[Records excerpted from a collection]

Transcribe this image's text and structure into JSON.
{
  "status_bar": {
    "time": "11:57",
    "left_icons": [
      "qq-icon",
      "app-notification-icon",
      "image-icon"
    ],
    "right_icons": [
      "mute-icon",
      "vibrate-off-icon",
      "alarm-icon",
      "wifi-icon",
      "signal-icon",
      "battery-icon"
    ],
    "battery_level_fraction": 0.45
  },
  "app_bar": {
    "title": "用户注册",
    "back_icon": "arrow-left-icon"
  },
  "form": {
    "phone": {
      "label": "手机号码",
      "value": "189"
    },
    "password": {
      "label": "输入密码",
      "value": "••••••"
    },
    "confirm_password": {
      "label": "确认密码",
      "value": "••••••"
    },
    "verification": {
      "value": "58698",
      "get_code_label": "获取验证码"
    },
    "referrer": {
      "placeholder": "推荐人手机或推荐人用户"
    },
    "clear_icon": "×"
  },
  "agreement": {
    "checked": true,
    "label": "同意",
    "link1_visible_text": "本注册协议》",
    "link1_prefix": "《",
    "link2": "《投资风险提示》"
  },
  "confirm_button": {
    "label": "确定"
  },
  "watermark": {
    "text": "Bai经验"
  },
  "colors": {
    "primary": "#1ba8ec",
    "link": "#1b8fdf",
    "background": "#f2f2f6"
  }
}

— Short problem —
All of the data needs to be reproduced exactly, with no line missing.

— Solution below —
Transcribe this image's text and structure into JSON.
{
  "status_bar": {
    "time": "11:57",
    "left_icons": [
      "qq-icon",
      "app-notification-icon",
      "image-icon"
    ],
    "right_icons": [
      "mute-icon",
      "vibrate-off-icon",
      "alarm-icon",
      "wifi-icon",
      "signal-icon",
      "battery-icon"
    ],
    "battery_level_fraction": 0.45
  },
  "app_bar": {
    "title": "用户注册",
    "back_icon": "arrow-left-icon"
  },
  "form": {
    "phone": {
      "label": "手机号码",
      "value": "189"
    },
    "password": {
      "label": "输入密码",
      "value": "••••••"
    },
    "confirm_password": {
      "label": "确认密码",
      "value": "••••••"
    },
    "verification": {
      "value": "58698",
      "get_code_label": "获取验证码"
    },
    "referrer": {
      "placeholder": "推荐人手机或推荐人用户"
    },
    "clear_icon": "×"
  },
  "agreement": {
    "checked": true,
    "label": "同意",
    "link1_visible_text": "本注册协议》",
    "link1_prefix": "《",
    "link2": "《投资风险提示》"
  },
  "confirm_button": {
    "label": "确定"
  },
  "watermark": {
    "text": "Bai经验"
  },
  "colors": {
    "primary": "#1ba8ec",
    "link": "#1b8fdf",
    "background": "#f2f2f6"
  }
}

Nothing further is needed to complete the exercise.